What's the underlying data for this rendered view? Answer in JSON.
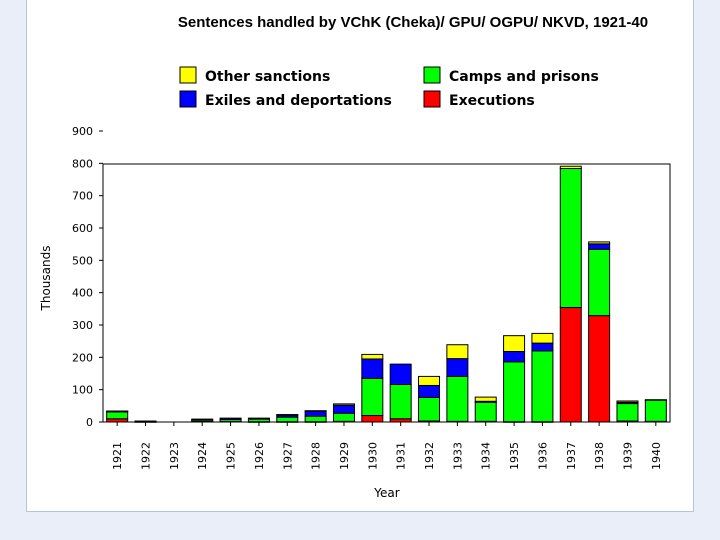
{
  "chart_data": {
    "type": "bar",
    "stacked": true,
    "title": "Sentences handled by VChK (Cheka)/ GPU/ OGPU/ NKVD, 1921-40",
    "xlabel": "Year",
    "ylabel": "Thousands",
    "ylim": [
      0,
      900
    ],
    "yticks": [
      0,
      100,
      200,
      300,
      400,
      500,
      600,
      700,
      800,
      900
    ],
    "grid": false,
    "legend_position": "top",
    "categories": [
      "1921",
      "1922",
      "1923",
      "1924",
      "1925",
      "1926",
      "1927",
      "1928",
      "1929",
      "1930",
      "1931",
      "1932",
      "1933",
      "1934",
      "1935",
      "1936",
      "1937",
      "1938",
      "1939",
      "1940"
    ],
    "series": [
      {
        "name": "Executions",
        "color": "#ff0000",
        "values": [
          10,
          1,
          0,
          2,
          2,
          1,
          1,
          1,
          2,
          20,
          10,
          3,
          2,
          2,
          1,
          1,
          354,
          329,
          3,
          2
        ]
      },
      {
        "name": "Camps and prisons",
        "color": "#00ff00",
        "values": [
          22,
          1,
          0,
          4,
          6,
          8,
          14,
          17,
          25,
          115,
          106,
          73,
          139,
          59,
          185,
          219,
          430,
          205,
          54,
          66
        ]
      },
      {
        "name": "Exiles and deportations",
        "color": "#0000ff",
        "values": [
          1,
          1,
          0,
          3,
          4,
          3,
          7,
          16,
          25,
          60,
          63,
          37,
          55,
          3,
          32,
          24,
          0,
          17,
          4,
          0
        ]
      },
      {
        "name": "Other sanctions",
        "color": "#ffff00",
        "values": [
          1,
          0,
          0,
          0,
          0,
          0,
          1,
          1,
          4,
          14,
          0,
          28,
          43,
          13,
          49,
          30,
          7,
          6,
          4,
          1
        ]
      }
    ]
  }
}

□ □ □ □

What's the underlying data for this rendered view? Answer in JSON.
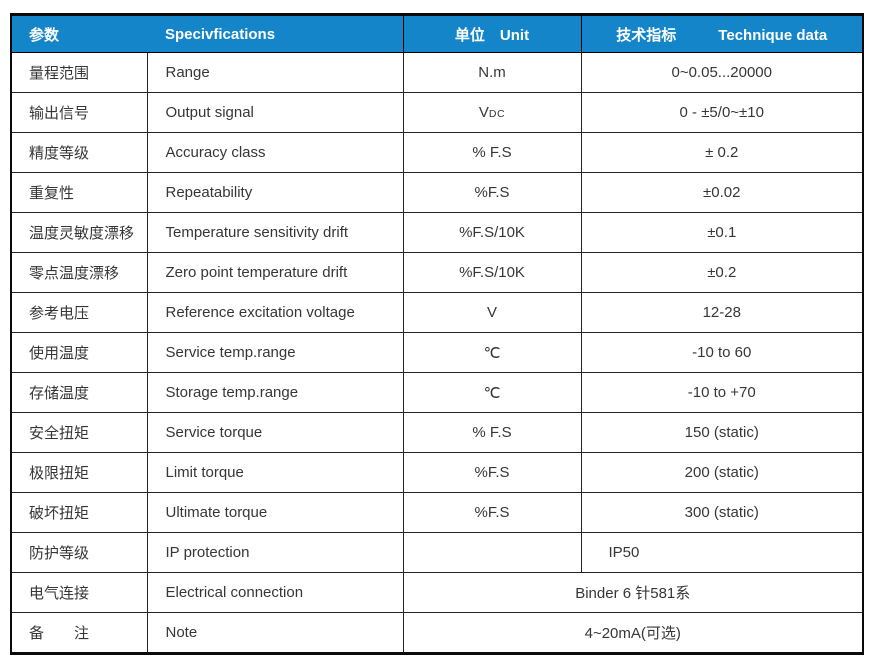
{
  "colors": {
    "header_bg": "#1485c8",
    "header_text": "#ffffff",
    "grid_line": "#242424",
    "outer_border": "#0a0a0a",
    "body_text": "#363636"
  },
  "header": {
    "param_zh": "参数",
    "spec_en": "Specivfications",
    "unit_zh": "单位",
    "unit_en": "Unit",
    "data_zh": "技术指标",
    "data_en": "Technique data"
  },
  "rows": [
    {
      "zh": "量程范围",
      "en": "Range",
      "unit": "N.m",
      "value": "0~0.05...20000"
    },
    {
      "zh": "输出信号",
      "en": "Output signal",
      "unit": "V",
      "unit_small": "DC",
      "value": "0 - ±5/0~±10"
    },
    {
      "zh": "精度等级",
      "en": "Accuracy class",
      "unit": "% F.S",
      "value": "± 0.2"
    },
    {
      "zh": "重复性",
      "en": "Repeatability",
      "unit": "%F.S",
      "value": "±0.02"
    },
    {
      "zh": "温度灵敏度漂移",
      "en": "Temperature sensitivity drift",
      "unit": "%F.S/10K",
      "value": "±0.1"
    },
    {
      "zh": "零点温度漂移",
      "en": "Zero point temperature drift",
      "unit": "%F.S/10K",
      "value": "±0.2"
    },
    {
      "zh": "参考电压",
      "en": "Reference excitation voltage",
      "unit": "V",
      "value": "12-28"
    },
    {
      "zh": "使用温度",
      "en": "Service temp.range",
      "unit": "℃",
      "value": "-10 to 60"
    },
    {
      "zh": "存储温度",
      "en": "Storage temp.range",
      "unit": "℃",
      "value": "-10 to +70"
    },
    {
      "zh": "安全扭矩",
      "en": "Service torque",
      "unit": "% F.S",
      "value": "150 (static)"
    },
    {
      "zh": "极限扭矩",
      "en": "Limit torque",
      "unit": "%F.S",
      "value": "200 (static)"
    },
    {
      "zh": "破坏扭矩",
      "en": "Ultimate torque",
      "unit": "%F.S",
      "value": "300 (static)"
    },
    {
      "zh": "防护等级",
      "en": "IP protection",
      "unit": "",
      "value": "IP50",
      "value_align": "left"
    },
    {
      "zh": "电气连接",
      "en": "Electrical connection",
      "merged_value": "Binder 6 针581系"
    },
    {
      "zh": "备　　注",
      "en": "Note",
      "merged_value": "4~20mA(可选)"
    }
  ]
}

□ □ □ □

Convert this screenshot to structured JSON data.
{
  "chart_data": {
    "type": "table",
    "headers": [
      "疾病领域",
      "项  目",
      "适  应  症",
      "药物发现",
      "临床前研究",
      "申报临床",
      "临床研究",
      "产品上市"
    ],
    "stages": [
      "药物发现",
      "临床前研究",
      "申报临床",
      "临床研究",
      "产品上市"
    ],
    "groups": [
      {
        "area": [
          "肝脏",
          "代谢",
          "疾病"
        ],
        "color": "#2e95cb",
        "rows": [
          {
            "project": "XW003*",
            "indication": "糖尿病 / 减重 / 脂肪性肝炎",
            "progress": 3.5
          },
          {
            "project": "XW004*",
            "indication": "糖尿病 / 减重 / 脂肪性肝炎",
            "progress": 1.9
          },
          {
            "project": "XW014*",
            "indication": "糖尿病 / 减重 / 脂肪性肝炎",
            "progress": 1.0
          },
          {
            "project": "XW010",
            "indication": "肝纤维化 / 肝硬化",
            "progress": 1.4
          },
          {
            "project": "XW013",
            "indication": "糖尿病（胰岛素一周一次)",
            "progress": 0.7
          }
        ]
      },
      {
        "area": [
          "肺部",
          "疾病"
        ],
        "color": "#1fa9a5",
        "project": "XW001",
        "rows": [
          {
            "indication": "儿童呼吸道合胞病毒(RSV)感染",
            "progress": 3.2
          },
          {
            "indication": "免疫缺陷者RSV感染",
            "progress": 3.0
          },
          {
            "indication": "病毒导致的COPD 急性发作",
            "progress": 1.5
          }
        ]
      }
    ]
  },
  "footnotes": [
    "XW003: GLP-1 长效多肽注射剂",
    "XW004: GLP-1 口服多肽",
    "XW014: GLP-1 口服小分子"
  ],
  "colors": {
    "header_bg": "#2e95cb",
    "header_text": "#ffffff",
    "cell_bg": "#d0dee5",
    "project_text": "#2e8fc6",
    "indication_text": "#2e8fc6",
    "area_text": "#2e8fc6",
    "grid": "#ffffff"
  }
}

□ □ □ □

TO BE DONE:
Locate the lines above that contain "torque" and copy them.

ANSWER TO THIS TASK:
      "en": "Service torque",
      "en": "Limit torque",
      "en": "Ultimate torque",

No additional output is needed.